### SUPPLIED RECORDS

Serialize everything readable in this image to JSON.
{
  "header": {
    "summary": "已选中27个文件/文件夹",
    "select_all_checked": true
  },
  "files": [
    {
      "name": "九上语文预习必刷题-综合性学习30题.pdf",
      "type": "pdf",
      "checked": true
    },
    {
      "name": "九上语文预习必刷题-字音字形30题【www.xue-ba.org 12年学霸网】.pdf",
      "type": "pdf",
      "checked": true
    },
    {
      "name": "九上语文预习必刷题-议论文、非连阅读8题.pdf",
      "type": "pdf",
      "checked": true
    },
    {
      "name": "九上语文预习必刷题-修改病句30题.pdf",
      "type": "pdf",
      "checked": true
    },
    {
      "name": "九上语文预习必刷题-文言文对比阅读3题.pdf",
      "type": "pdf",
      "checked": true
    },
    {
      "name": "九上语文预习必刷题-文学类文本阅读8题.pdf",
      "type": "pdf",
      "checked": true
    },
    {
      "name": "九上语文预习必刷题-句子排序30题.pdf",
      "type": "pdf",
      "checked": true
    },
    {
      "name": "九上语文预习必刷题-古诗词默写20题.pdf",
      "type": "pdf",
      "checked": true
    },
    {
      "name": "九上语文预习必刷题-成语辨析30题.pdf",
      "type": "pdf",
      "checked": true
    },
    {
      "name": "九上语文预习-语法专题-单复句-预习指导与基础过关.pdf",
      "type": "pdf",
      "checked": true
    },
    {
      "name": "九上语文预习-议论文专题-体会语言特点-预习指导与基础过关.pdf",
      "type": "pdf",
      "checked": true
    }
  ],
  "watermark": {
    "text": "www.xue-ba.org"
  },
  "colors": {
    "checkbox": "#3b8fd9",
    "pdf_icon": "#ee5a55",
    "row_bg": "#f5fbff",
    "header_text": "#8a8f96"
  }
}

### REQUIREMENT
Each record above should be repeated exactly as it appears.

### ANSWER TO THIS PROBLEM
Serialize everything readable in this image to JSON.
{
  "header": {
    "summary": "已选中27个文件/文件夹",
    "select_all_checked": true
  },
  "files": [
    {
      "name": "九上语文预习必刷题-综合性学习30题.pdf",
      "type": "pdf",
      "checked": true
    },
    {
      "name": "九上语文预习必刷题-字音字形30题【www.xue-ba.org 12年学霸网】.pdf",
      "type": "pdf",
      "checked": true
    },
    {
      "name": "九上语文预习必刷题-议论文、非连阅读8题.pdf",
      "type": "pdf",
      "checked": true
    },
    {
      "name": "九上语文预习必刷题-修改病句30题.pdf",
      "type": "pdf",
      "checked": true
    },
    {
      "name": "九上语文预习必刷题-文言文对比阅读3题.pdf",
      "type": "pdf",
      "checked": true
    },
    {
      "name": "九上语文预习必刷题-文学类文本阅读8题.pdf",
      "type": "pdf",
      "checked": true
    },
    {
      "name": "九上语文预习必刷题-句子排序30题.pdf",
      "type": "pdf",
      "checked": true
    },
    {
      "name": "九上语文预习必刷题-古诗词默写20题.pdf",
      "type": "pdf",
      "checked": true
    },
    {
      "name": "九上语文预习必刷题-成语辨析30题.pdf",
      "type": "pdf",
      "checked": true
    },
    {
      "name": "九上语文预习-语法专题-单复句-预习指导与基础过关.pdf",
      "type": "pdf",
      "checked": true
    },
    {
      "name": "九上语文预习-议论文专题-体会语言特点-预习指导与基础过关.pdf",
      "type": "pdf",
      "checked": true
    }
  ],
  "watermark": {
    "text": "www.xue-ba.org"
  },
  "colors": {
    "checkbox": "#3b8fd9",
    "pdf_icon": "#ee5a55",
    "row_bg": "#f5fbff",
    "header_text": "#8a8f96"
  }
}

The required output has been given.